Your instructions →
Update the stretch of lines from the one containing "daily-transactions-bar [308, 314, 310, 355]" through the one containing "daily-transactions-bar [270, 322, 272, 355]" by changing "daily-transactions-bar" to "daily-txn-bar", and return only those lines with nothing else altered.

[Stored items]
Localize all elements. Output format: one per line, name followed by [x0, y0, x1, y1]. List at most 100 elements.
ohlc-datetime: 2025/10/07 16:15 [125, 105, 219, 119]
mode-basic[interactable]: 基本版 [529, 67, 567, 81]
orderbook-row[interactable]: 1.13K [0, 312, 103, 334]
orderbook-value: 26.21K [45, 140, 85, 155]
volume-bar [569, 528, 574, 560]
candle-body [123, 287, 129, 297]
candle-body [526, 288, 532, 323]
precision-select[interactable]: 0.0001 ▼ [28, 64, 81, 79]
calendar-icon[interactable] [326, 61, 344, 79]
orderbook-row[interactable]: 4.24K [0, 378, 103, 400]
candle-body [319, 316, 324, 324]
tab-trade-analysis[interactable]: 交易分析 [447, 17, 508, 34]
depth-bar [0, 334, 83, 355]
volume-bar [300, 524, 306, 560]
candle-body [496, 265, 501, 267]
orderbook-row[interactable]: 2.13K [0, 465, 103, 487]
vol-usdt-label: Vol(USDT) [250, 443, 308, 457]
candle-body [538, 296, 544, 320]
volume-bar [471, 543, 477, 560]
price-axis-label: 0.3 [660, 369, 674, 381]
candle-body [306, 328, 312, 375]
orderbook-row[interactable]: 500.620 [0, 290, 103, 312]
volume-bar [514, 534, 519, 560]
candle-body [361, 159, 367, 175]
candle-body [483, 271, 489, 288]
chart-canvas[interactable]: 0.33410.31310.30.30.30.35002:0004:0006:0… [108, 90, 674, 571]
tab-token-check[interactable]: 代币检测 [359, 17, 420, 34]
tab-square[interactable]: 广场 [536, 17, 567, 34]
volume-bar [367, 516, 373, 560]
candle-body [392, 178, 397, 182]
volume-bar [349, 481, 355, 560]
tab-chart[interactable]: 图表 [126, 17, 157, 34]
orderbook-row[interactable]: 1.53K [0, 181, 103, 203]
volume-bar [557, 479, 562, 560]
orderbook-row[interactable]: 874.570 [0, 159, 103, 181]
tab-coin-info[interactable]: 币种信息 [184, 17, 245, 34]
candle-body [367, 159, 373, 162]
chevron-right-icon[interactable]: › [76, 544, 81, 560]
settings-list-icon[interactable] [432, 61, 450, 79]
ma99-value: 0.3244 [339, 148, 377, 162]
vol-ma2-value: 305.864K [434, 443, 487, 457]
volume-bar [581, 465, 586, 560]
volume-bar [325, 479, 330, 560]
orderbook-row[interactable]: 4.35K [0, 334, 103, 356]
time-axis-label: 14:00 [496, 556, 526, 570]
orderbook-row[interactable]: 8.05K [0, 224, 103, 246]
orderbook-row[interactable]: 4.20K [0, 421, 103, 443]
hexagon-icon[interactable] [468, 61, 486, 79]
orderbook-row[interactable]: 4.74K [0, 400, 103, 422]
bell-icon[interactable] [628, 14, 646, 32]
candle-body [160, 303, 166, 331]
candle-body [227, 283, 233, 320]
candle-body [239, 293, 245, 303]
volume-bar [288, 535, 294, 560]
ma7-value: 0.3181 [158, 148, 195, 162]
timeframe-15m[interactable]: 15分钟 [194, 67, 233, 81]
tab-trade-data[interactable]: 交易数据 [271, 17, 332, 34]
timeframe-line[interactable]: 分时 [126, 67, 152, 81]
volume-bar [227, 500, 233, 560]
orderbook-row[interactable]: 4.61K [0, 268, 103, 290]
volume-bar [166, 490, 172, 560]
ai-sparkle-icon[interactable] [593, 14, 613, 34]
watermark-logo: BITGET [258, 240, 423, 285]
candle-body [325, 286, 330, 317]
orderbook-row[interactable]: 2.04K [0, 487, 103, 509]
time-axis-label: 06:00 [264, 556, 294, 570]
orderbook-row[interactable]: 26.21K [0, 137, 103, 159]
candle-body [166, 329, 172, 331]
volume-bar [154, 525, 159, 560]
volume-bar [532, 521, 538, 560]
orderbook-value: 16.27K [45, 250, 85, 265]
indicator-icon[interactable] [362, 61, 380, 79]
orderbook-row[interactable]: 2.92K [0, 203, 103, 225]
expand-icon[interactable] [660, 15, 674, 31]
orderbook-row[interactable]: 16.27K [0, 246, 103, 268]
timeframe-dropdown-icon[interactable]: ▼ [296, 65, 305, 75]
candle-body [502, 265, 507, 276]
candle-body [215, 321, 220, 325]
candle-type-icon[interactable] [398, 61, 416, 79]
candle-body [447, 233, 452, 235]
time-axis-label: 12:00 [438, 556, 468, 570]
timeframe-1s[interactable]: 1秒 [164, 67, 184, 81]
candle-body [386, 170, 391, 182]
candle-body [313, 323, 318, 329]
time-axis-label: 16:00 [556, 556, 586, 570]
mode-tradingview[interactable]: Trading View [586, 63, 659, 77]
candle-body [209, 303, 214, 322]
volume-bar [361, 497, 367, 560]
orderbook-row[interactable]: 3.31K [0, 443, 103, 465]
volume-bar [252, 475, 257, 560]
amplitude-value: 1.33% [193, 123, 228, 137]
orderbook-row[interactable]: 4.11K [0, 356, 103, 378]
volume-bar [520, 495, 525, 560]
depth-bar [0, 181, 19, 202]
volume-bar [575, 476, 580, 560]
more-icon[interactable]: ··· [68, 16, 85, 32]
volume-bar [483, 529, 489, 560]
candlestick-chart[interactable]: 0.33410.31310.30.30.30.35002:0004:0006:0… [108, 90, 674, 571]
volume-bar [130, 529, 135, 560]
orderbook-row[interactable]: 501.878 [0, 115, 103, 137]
...
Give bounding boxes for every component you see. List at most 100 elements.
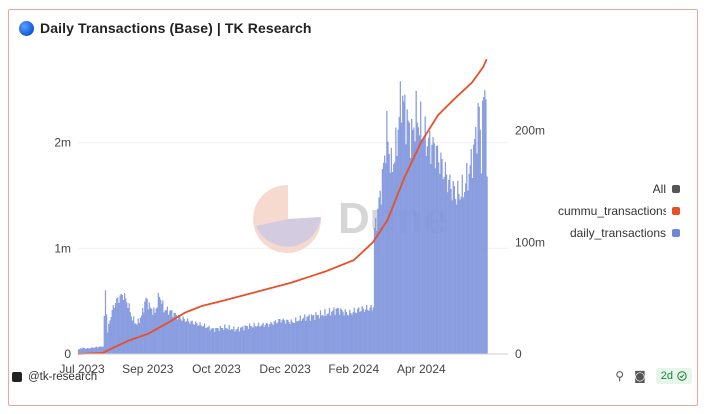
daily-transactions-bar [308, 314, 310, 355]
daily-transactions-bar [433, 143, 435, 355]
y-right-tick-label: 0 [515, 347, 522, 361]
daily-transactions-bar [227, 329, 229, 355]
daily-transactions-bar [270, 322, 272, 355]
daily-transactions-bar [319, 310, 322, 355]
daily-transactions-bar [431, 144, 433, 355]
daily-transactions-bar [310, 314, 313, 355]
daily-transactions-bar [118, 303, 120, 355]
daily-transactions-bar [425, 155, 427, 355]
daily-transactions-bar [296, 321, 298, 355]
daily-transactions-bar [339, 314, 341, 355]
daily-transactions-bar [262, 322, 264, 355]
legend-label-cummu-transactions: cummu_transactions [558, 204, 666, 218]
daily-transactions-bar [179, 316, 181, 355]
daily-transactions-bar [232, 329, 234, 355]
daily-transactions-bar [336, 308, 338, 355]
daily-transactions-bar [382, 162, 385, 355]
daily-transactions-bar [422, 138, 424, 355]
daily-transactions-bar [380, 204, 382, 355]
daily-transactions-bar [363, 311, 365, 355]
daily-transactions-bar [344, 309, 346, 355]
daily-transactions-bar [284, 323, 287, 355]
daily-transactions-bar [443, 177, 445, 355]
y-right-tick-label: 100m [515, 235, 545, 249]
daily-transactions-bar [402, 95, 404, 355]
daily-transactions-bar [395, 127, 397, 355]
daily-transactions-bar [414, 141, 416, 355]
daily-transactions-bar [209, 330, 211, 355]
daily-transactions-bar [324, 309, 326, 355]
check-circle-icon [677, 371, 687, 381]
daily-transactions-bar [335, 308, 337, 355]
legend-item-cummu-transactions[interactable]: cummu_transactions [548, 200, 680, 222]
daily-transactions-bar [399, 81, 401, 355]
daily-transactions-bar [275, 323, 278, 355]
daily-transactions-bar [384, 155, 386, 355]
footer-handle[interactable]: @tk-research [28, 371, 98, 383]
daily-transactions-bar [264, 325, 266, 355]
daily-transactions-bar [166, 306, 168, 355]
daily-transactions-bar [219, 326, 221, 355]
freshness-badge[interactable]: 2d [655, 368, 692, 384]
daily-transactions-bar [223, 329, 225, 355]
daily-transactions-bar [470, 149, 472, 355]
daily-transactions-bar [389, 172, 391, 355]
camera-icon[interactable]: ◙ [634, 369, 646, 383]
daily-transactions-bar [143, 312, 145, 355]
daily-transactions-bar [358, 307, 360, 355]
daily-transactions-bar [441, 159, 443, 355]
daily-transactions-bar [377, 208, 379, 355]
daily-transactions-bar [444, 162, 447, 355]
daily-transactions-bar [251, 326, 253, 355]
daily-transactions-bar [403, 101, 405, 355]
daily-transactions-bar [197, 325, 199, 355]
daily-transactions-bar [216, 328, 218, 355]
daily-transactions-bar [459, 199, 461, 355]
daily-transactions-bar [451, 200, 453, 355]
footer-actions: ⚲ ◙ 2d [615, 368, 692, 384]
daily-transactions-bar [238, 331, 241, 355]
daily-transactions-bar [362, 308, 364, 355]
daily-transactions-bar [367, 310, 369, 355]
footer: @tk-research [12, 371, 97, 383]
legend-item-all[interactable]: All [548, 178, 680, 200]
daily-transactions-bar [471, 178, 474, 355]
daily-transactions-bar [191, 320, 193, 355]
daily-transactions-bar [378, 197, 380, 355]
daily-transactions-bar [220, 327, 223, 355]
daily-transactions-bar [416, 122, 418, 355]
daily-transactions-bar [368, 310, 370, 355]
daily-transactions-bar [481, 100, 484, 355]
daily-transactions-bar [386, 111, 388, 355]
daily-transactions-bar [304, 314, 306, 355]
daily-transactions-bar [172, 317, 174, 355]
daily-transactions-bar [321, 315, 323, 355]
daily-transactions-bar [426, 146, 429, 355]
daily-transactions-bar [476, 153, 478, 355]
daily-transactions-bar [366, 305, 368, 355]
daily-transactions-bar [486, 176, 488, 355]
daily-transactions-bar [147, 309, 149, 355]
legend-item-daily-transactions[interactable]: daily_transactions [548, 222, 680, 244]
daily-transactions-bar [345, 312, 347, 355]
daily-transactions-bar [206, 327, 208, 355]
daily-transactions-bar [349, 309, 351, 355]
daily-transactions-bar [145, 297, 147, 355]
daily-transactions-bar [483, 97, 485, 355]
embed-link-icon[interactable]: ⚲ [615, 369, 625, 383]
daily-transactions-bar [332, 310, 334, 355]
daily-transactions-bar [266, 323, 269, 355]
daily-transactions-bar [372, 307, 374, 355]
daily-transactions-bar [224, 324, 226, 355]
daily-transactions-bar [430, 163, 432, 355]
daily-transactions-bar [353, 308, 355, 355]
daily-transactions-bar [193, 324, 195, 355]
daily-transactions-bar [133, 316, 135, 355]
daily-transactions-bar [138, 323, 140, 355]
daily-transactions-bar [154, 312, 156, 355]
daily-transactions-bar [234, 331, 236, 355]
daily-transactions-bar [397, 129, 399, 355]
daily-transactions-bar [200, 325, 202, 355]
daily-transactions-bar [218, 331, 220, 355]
* * *
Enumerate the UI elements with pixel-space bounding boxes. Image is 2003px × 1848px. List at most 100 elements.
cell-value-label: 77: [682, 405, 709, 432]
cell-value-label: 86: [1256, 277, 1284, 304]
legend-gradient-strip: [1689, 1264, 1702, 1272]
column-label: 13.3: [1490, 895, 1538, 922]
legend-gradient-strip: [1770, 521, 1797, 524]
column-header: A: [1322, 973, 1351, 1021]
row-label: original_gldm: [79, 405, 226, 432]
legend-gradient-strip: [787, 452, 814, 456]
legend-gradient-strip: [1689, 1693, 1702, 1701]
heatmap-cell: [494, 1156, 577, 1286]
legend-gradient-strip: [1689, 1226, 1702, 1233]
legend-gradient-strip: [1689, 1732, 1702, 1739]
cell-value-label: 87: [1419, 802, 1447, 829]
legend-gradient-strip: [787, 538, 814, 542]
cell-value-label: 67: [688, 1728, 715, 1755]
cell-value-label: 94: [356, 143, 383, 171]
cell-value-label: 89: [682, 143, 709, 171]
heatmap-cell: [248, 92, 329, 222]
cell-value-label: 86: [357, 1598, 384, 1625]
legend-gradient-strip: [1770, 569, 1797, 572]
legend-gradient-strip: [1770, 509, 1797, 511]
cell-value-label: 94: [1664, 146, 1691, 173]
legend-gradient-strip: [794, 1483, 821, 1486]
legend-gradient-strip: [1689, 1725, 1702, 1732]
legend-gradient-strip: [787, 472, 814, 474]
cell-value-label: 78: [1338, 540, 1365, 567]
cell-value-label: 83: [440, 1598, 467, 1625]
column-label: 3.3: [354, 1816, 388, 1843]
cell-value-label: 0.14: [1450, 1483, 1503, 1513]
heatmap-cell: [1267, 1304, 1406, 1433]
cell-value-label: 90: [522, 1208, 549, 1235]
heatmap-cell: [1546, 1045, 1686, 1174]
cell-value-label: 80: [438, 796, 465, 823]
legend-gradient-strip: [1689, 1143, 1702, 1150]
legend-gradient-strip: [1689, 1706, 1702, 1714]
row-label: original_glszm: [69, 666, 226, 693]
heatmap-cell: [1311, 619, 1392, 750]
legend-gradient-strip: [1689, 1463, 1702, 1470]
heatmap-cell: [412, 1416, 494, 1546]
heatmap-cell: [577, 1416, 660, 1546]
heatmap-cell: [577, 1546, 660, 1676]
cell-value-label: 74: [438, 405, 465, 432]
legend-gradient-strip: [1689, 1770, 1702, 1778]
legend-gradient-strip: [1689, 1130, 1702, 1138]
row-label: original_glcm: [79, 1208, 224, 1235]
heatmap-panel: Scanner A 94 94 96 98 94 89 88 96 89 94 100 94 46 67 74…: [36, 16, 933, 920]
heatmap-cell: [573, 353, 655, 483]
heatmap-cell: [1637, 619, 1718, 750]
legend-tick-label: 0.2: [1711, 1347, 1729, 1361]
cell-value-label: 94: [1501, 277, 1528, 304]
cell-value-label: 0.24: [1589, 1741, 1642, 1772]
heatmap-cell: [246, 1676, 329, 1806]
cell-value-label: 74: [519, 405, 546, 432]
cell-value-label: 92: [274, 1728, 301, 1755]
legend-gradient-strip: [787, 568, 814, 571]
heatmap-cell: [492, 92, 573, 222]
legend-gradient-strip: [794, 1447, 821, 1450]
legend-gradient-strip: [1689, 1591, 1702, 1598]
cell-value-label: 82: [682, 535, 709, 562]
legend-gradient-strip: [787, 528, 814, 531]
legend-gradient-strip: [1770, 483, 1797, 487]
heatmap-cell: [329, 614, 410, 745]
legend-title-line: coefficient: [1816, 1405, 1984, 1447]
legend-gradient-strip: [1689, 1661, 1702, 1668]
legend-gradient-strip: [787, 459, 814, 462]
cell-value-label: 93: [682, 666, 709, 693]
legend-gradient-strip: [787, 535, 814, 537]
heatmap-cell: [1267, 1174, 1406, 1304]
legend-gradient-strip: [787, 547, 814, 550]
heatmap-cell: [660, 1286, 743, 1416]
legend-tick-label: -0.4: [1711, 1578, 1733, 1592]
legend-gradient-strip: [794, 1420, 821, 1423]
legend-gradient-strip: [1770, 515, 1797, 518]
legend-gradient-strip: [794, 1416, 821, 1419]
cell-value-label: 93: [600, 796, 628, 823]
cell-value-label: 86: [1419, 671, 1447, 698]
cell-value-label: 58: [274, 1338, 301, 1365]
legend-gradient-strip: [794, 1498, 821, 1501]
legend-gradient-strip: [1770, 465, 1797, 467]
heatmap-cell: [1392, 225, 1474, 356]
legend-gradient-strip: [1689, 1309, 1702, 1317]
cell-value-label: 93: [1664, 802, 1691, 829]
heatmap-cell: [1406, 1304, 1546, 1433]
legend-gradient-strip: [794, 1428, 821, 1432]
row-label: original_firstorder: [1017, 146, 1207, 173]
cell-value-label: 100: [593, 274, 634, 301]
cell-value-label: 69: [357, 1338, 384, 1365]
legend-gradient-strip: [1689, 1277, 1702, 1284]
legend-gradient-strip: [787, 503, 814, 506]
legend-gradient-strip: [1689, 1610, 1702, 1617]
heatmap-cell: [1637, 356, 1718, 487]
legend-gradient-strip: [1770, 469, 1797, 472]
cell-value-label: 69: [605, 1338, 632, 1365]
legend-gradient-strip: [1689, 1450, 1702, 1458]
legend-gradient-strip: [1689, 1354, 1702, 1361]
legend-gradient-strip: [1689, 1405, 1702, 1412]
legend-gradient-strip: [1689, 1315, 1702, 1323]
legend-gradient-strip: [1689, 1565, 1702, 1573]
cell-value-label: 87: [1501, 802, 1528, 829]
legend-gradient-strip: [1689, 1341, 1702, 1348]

Task solution →
daily-txn-bar [308, 314, 310, 355]
daily-txn-bar [433, 143, 435, 355]
y-right-tick-label: 0 [515, 347, 522, 361]
daily-txn-bar [227, 329, 229, 355]
daily-txn-bar [270, 322, 272, 355]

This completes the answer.